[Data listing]
# # # # #

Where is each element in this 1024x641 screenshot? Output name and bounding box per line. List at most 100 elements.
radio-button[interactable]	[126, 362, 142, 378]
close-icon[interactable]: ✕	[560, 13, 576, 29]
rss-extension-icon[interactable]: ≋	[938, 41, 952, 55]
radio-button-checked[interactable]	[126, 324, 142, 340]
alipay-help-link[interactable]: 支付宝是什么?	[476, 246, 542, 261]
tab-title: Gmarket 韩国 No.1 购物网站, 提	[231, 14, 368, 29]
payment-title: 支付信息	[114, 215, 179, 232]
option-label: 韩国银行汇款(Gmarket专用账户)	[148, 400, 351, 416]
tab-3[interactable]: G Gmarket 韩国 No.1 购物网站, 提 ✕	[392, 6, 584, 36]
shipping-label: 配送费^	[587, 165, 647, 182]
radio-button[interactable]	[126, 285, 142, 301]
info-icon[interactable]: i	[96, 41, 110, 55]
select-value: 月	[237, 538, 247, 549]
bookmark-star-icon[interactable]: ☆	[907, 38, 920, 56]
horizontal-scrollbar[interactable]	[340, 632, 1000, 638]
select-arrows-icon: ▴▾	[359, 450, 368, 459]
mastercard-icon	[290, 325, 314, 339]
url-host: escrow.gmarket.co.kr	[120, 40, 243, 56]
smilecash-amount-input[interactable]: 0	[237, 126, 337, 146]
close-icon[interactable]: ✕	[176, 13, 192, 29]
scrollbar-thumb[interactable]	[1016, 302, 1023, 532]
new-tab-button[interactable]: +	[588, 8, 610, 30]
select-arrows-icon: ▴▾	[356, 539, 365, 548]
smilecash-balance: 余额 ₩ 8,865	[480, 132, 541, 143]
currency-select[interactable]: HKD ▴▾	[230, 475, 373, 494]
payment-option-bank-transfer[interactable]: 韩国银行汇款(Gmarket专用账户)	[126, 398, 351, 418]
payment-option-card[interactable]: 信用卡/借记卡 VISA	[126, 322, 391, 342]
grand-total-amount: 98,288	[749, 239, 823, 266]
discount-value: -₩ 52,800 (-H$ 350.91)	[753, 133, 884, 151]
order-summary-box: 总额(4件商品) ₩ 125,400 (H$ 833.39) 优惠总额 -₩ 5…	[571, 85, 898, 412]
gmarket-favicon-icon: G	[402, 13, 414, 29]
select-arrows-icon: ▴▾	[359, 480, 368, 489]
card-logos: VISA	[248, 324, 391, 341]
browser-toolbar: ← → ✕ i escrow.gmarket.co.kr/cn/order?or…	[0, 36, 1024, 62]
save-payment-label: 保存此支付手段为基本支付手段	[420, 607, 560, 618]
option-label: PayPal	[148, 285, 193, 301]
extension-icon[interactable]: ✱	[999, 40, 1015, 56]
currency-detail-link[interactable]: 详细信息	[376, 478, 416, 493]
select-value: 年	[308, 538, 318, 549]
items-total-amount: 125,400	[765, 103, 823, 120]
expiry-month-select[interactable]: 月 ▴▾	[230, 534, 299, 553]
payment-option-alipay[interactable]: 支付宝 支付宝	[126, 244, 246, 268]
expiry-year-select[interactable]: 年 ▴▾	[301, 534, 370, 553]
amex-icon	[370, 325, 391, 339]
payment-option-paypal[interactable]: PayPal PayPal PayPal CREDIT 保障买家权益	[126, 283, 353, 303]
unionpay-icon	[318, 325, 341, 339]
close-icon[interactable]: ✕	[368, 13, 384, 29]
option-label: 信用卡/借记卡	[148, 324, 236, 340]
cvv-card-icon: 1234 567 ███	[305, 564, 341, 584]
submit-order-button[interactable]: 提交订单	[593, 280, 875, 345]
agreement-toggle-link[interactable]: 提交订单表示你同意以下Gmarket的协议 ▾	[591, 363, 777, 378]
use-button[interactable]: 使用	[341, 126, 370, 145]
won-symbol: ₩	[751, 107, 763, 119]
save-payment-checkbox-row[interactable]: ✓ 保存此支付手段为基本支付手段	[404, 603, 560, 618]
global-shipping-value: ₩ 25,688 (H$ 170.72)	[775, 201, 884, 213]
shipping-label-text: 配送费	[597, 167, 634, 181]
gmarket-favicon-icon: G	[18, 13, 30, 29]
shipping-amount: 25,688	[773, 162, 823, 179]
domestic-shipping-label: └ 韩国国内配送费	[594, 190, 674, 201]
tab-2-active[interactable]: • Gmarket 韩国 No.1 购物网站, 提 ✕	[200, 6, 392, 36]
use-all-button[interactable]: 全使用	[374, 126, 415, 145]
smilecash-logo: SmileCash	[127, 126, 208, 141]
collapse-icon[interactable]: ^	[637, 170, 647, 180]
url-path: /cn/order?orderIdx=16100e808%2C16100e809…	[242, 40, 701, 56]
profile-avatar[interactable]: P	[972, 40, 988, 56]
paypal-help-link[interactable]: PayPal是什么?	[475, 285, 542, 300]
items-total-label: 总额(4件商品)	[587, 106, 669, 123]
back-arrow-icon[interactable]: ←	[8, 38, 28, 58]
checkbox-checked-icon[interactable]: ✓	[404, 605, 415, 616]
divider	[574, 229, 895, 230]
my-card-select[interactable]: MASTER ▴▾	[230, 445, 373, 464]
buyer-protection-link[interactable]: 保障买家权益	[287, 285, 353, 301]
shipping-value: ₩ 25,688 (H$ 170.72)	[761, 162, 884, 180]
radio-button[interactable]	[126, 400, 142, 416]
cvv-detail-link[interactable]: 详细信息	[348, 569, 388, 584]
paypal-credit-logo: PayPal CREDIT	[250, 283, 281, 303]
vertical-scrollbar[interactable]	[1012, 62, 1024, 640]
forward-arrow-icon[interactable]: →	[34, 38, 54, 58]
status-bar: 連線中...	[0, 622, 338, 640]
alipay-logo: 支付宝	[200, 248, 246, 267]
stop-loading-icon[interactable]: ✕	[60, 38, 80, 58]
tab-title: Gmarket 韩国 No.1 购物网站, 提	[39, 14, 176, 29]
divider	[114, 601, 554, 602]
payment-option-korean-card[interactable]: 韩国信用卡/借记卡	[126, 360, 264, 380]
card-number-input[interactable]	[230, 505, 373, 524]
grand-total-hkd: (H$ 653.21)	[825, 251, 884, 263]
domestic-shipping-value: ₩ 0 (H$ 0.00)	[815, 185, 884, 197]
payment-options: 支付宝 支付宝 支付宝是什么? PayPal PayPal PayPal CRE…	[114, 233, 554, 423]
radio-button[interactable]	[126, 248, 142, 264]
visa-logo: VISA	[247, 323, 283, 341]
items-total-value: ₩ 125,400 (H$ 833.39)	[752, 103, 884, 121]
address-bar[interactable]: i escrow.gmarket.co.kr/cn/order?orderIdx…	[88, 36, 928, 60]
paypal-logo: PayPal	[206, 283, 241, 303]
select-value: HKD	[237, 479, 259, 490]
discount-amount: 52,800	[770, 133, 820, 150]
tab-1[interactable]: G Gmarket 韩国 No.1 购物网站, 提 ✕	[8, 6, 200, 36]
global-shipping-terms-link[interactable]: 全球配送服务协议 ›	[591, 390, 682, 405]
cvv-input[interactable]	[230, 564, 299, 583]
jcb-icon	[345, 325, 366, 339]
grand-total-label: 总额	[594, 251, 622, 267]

# # # # #

WHAT NEEDS TO BE DONE: Copy the stretch of the items from the very first line through the line containing "215, 179, 232]", both ends included.

EXERCISE RESPONSE:
Where is each element in this 1024x641 screenshot? Output name and bounding box per line. List at most 100 elements.
radio-button[interactable]	[126, 362, 142, 378]
close-icon[interactable]: ✕	[560, 13, 576, 29]
rss-extension-icon[interactable]: ≋	[938, 41, 952, 55]
radio-button-checked[interactable]	[126, 324, 142, 340]
alipay-help-link[interactable]: 支付宝是什么?	[476, 246, 542, 261]
tab-title: Gmarket 韩国 No.1 购物网站, 提	[231, 14, 368, 29]
payment-title: 支付信息	[114, 215, 179, 232]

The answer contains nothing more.